- INSTRUCTIONS FOR THE TASK
Lines that hold the word "određeni" should be located and copied.

- MATERIAL
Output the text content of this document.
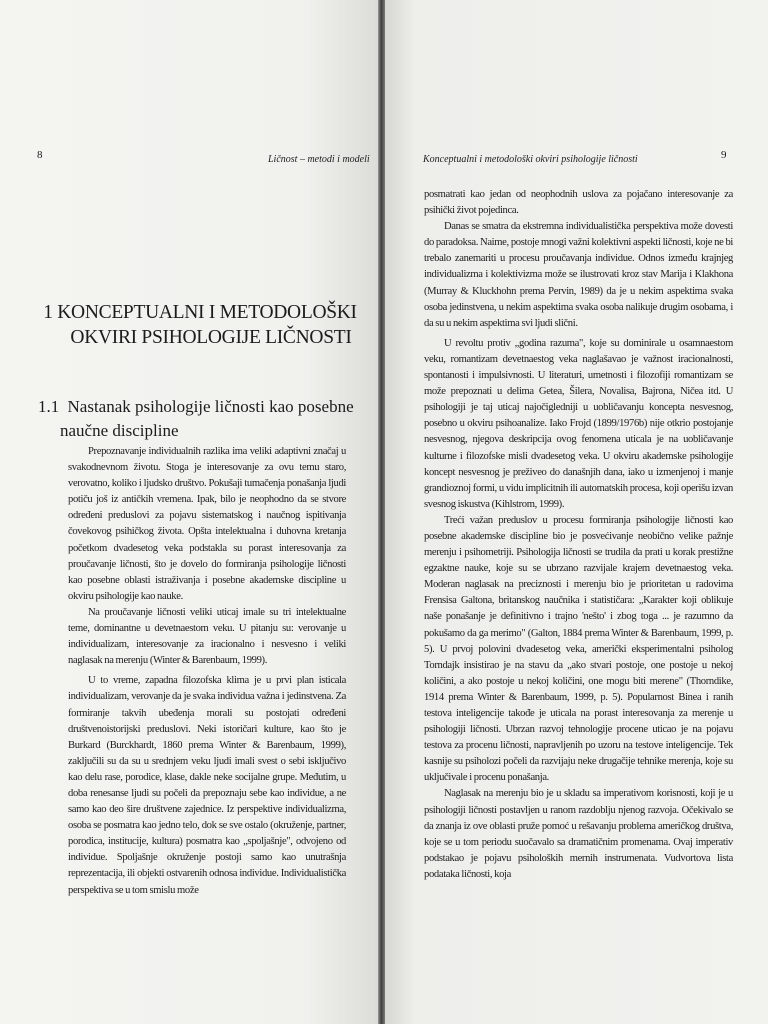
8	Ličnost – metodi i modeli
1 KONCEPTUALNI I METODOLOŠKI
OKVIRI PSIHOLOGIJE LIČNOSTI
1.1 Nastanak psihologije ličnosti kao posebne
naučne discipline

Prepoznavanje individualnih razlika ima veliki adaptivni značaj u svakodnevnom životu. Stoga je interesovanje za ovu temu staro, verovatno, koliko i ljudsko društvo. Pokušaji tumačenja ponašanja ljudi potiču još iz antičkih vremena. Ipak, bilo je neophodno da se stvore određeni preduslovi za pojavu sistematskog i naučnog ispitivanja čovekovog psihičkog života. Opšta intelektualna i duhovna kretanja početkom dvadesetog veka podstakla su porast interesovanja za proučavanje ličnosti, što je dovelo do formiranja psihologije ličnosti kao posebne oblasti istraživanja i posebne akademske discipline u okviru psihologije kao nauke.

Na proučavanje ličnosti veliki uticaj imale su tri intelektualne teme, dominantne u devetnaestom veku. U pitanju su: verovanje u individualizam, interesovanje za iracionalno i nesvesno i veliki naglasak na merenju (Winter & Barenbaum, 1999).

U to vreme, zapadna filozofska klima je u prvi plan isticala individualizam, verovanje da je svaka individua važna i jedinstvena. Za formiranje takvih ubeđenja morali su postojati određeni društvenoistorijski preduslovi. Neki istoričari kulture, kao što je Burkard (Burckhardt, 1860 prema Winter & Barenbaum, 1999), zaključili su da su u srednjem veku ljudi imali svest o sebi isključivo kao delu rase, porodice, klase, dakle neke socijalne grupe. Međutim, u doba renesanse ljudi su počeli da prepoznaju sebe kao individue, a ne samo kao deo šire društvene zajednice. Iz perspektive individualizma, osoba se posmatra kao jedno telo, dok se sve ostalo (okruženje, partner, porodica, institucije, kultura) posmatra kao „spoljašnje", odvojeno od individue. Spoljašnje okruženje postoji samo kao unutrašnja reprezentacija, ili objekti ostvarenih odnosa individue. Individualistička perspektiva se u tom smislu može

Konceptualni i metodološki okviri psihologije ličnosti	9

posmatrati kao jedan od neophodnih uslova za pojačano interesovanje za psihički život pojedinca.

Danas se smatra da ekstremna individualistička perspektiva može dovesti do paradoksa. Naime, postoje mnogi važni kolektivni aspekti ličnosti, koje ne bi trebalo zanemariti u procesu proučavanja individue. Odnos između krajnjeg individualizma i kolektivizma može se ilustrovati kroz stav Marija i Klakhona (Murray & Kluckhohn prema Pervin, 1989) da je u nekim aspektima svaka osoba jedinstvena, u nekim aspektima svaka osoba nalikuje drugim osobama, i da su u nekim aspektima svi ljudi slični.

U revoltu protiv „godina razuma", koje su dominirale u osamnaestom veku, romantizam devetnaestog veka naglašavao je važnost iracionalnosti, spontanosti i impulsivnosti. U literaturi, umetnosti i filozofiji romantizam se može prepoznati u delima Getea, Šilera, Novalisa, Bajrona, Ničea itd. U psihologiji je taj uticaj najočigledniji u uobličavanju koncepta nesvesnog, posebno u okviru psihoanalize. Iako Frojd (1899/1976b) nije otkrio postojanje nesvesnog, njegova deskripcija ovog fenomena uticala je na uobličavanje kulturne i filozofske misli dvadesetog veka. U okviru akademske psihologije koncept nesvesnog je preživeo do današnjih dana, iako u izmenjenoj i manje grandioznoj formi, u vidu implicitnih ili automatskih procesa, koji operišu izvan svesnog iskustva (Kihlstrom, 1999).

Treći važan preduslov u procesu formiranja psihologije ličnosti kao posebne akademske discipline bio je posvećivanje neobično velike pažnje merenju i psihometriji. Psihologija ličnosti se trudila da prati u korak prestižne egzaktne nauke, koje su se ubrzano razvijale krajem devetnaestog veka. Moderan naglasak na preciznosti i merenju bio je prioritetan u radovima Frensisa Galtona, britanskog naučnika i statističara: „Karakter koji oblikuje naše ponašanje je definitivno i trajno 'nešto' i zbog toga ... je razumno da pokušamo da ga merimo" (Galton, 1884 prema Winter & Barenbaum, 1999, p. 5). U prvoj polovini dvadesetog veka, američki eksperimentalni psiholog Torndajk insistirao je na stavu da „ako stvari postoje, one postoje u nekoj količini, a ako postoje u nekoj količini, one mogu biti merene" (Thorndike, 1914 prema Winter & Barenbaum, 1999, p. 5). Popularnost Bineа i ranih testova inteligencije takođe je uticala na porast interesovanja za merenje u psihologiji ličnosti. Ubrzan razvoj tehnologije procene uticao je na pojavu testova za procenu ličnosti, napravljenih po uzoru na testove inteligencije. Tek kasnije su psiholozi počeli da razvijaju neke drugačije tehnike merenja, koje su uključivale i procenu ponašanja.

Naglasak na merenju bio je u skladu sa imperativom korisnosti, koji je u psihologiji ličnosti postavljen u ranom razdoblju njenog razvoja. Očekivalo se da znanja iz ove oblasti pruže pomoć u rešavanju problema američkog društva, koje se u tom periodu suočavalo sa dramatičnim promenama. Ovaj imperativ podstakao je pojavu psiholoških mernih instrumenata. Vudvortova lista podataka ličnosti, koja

- THE COMPLETED TASK
Prepoznavanje individualnih razlika ima veliki adaptivni značaj u svakodnevnom životu. Stoga je interesovanje za ovu temu staro, verovatno, koliko i ljudsko društvo. Pokušaji tumačenja ponašanja ljudi potiču još iz antičkih vremena. Ipak, bilo je neophodno da se stvore određeni preduslovi za pojavu sistematskog i naučnog ispitivanja čovekovog psihičkog života. Opšta intelektualna i duhovna kretanja početkom dvadesetog veka podstakla su porast interesovanja za proučavanje ličnosti, što je dovelo do formiranja psihologije ličnosti kao posebne oblasti istraživanja i posebne akademske discipline u okviru psihologije kao nauke.
U to vreme, zapadna filozofska klima je u prvi plan isticala individualizam, verovanje da je svaka individua važna i jedinstvena. Za formiranje takvih ubeđenja morali su postojati određeni društvenoistorijski preduslovi. Neki istoričari kulture, kao što je Burkard (Burckhardt, 1860 prema Winter & Barenbaum, 1999), zaključili su da su u srednjem veku ljudi imali svest o sebi isključivo kao delu rase, porodice, klase, dakle neke socijalne grupe. Međutim, u doba renesanse ljudi su počeli da prepoznaju sebe kao individue, a ne samo kao deo šire društvene zajednice. Iz perspektive individualizma, osoba se posmatra kao jedno telo, dok se sve ostalo (okruženje, partner, porodica, institucije, kultura) posmatra kao „spoljašnje", odvojeno od individue. Spoljašnje okruženje postoji samo kao unutrašnja reprezentacija, ili objekti ostvarenih odnosa individue. Individualistička perspektiva se u tom smislu može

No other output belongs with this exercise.